*PROBLEM REQUIREMENTS:* Repeat every record below exactly as written.

>>>

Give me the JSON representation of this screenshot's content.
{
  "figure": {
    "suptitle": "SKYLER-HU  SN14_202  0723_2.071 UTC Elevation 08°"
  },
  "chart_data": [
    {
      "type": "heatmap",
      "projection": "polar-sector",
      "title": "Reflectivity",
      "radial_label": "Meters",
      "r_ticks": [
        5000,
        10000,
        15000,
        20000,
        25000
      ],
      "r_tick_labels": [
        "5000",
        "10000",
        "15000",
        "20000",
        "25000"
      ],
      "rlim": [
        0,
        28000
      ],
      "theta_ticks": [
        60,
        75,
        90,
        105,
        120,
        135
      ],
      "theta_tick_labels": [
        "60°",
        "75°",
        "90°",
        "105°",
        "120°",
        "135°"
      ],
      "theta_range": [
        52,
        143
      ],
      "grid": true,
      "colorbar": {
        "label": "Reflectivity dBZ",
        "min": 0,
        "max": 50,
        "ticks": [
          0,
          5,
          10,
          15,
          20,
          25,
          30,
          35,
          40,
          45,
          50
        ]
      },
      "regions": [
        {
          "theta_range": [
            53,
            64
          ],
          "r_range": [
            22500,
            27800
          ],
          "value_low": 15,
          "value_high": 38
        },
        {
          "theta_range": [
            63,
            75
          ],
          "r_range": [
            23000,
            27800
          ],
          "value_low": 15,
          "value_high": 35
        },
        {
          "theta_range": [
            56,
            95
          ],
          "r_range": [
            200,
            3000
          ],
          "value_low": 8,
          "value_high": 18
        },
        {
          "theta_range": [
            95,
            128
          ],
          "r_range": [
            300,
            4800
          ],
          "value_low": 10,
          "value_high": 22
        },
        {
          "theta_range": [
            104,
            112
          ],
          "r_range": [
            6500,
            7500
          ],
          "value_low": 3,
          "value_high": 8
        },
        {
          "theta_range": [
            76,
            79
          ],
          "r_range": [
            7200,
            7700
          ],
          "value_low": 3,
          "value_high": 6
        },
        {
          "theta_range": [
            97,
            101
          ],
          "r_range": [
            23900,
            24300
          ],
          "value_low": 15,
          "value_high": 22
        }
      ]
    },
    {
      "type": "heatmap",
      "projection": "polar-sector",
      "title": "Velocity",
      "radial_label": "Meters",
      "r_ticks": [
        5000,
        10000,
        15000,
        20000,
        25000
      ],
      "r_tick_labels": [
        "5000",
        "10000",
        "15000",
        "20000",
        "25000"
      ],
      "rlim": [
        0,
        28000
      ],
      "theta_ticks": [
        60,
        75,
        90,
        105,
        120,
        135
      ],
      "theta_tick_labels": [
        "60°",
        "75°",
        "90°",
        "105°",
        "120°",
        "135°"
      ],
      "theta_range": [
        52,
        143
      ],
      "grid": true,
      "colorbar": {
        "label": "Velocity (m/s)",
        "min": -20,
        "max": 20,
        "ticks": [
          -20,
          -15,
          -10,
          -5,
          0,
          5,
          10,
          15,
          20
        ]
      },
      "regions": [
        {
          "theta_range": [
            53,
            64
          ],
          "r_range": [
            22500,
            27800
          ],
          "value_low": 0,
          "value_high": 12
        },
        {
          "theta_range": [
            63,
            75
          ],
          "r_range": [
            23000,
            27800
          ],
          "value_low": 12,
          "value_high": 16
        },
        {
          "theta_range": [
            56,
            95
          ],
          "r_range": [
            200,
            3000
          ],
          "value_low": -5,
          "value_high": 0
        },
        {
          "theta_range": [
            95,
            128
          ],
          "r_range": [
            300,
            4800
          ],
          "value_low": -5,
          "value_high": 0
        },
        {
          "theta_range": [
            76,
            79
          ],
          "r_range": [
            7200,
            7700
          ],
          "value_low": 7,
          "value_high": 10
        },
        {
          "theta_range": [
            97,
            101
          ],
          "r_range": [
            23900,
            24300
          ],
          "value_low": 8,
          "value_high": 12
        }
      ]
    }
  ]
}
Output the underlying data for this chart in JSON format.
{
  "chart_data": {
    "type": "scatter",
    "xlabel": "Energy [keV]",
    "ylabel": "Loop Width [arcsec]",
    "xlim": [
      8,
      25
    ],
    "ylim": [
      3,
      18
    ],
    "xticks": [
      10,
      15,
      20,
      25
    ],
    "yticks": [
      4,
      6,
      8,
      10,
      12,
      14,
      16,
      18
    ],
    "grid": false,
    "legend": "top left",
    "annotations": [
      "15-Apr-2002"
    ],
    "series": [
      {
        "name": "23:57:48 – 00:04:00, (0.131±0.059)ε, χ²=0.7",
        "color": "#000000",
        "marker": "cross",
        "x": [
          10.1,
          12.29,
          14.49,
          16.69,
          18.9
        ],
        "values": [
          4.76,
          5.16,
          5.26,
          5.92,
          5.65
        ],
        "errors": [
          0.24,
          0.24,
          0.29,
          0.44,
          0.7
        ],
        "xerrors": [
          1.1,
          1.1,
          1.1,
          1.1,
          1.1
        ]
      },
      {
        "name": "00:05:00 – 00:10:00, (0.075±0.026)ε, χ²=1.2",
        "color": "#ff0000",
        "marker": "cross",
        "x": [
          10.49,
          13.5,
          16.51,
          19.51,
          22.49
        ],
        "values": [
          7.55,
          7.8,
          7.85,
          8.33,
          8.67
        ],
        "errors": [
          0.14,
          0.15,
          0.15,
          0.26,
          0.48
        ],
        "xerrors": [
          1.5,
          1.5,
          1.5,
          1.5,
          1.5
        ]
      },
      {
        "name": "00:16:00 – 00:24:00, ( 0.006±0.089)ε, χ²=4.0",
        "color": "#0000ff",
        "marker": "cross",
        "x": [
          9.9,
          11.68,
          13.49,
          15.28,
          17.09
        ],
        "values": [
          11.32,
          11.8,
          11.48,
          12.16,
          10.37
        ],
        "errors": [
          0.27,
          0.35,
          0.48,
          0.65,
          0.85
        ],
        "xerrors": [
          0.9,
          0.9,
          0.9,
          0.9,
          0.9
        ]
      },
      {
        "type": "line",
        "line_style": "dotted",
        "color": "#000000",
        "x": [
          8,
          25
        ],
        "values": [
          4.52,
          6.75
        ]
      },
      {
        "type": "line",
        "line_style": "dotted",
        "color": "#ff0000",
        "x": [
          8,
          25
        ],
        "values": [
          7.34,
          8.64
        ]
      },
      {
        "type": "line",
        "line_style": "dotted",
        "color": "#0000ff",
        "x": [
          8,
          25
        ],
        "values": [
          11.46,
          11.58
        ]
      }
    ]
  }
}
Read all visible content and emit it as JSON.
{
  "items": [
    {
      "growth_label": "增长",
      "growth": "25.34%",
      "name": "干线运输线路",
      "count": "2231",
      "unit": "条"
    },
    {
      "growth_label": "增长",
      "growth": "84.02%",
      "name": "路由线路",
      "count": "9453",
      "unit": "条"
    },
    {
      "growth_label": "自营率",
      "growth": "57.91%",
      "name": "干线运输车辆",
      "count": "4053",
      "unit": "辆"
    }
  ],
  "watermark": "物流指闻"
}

<<<

*ANSWER FOR THE TASK:*
Give me the JSON representation of this screenshot's content.
{
  "figure": {
    "suptitle": "SKYLER-HU  SN14_202  0723_2.071 UTC Elevation 08°"
  },
  "chart_data": [
    {
      "type": "heatmap",
      "projection": "polar-sector",
      "title": "Reflectivity",
      "radial_label": "Meters",
      "r_ticks": [
        5000,
        10000,
        15000,
        20000,
        25000
      ],
      "r_tick_labels": [
        "5000",
        "10000",
        "15000",
        "20000",
        "25000"
      ],
      "rlim": [
        0,
        28000
      ],
      "theta_ticks": [
        60,
        75,
        90,
        105,
        120,
        135
      ],
      "theta_tick_labels": [
        "60°",
        "75°",
        "90°",
        "105°",
        "120°",
        "135°"
      ],
      "theta_range": [
        52,
        143
      ],
      "grid": true,
      "colorbar": {
        "label": "Reflectivity dBZ",
        "min": 0,
        "max": 50,
        "ticks": [
          0,
          5,
          10,
          15,
          20,
          25,
          30,
          35,
          40,
          45,
          50
        ]
      },
      "regions": [
        {
          "theta_range": [
            53,
            64
          ],
          "r_range": [
            22500,
            27800
          ],
          "value_low": 15,
          "value_high": 38
        },
        {
          "theta_range": [
            63,
            75
          ],
          "r_range": [
            23000,
            27800
          ],
          "value_low": 15,
          "value_high": 35
        },
        {
          "theta_range": [
            56,
            95
          ],
          "r_range": [
            200,
            3000
          ],
          "value_low": 8,
          "value_high": 18
        },
        {
          "theta_range": [
            95,
            128
          ],
          "r_range": [
            300,
            4800
          ],
          "value_low": 10,
          "value_high": 22
        },
        {
          "theta_range": [
            104,
            112
          ],
          "r_range": [
            6500,
            7500
          ],
          "value_low": 3,
          "value_high": 8
        },
        {
          "theta_range": [
            76,
            79
          ],
          "r_range": [
            7200,
            7700
          ],
          "value_low": 3,
          "value_high": 6
        },
        {
          "theta_range": [
            97,
            101
          ],
          "r_range": [
            23900,
            24300
          ],
          "value_low": 15,
          "value_high": 22
        }
      ]
    },
    {
      "type": "heatmap",
      "projection": "polar-sector",
      "title": "Velocity",
      "radial_label": "Meters",
      "r_ticks": [
        5000,
        10000,
        15000,
        20000,
        25000
      ],
      "r_tick_labels": [
        "5000",
        "10000",
        "15000",
        "20000",
        "25000"
      ],
      "rlim": [
        0,
        28000
      ],
      "theta_ticks": [
        60,
        75,
        90,
        105,
        120,
        135
      ],
      "theta_tick_labels": [
        "60°",
        "75°",
        "90°",
        "105°",
        "120°",
        "135°"
      ],
      "theta_range": [
        52,
        143
      ],
      "grid": true,
      "colorbar": {
        "label": "Velocity (m/s)",
        "min": -20,
        "max": 20,
        "ticks": [
          -20,
          -15,
          -10,
          -5,
          0,
          5,
          10,
          15,
          20
        ]
      },
      "regions": [
        {
          "theta_range": [
            53,
            64
          ],
          "r_range": [
            22500,
            27800
          ],
          "value_low": 0,
          "value_high": 12
        },
        {
          "theta_range": [
            63,
            75
          ],
          "r_range": [
            23000,
            27800
          ],
          "value_low": 12,
          "value_high": 16
        },
        {
          "theta_range": [
            56,
            95
          ],
          "r_range": [
            200,
            3000
          ],
          "value_low": -5,
          "value_high": 0
        },
        {
          "theta_range": [
            95,
            128
          ],
          "r_range": [
            300,
            4800
          ],
          "value_low": -5,
          "value_high": 0
        },
        {
          "theta_range": [
            76,
            79
          ],
          "r_range": [
            7200,
            7700
          ],
          "value_low": 7,
          "value_high": 10
        },
        {
          "theta_range": [
            97,
            101
          ],
          "r_range": [
            23900,
            24300
          ],
          "value_low": 8,
          "value_high": 12
        }
      ]
    }
  ]
}
Output the underlying data for this chart in JSON format.
{
  "chart_data": {
    "type": "scatter",
    "xlabel": "Energy [keV]",
    "ylabel": "Loop Width [arcsec]",
    "xlim": [
      8,
      25
    ],
    "ylim": [
      3,
      18
    ],
    "xticks": [
      10,
      15,
      20,
      25
    ],
    "yticks": [
      4,
      6,
      8,
      10,
      12,
      14,
      16,
      18
    ],
    "grid": false,
    "legend": "top left",
    "annotations": [
      "15-Apr-2002"
    ],
    "series": [
      {
        "name": "23:57:48 – 00:04:00, (0.131±0.059)ε, χ²=0.7",
        "color": "#000000",
        "marker": "cross",
        "x": [
          10.1,
          12.29,
          14.49,
          16.69,
          18.9
        ],
        "values": [
          4.76,
          5.16,
          5.26,
          5.92,
          5.65
        ],
        "errors": [
          0.24,
          0.24,
          0.29,
          0.44,
          0.7
        ],
        "xerrors": [
          1.1,
          1.1,
          1.1,
          1.1,
          1.1
        ]
      },
      {
        "name": "00:05:00 – 00:10:00, (0.075±0.026)ε, χ²=1.2",
        "color": "#ff0000",
        "marker": "cross",
        "x": [
          10.49,
          13.5,
          16.51,
          19.51,
          22.49
        ],
        "values": [
          7.55,
          7.8,
          7.85,
          8.33,
          8.67
        ],
        "errors": [
          0.14,
          0.15,
          0.15,
          0.26,
          0.48
        ],
        "xerrors": [
          1.5,
          1.5,
          1.5,
          1.5,
          1.5
        ]
      },
      {
        "name": "00:16:00 – 00:24:00, ( 0.006±0.089)ε, χ²=4.0",
        "color": "#0000ff",
        "marker": "cross",
        "x": [
          9.9,
          11.68,
          13.49,
          15.28,
          17.09
        ],
        "values": [
          11.32,
          11.8,
          11.48,
          12.16,
          10.37
        ],
        "errors": [
          0.27,
          0.35,
          0.48,
          0.65,
          0.85
        ],
        "xerrors": [
          0.9,
          0.9,
          0.9,
          0.9,
          0.9
        ]
      },
      {
        "type": "line",
        "line_style": "dotted",
        "color": "#000000",
        "x": [
          8,
          25
        ],
        "values": [
          4.52,
          6.75
        ]
      },
      {
        "type": "line",
        "line_style": "dotted",
        "color": "#ff0000",
        "x": [
          8,
          25
        ],
        "values": [
          7.34,
          8.64
        ]
      },
      {
        "type": "line",
        "line_style": "dotted",
        "color": "#0000ff",
        "x": [
          8,
          25
        ],
        "values": [
          11.46,
          11.58
        ]
      }
    ]
  }
}
Read all visible content and emit it as JSON.
{
  "items": [
    {
      "growth_label": "增长",
      "growth": "25.34%",
      "name": "干线运输线路",
      "count": "2231",
      "unit": "条"
    },
    {
      "growth_label": "增长",
      "growth": "84.02%",
      "name": "路由线路",
      "count": "9453",
      "unit": "条"
    },
    {
      "growth_label": "自营率",
      "growth": "57.91%",
      "name": "干线运输车辆",
      "count": "4053",
      "unit": "辆"
    }
  ],
  "watermark": "物流指闻"
}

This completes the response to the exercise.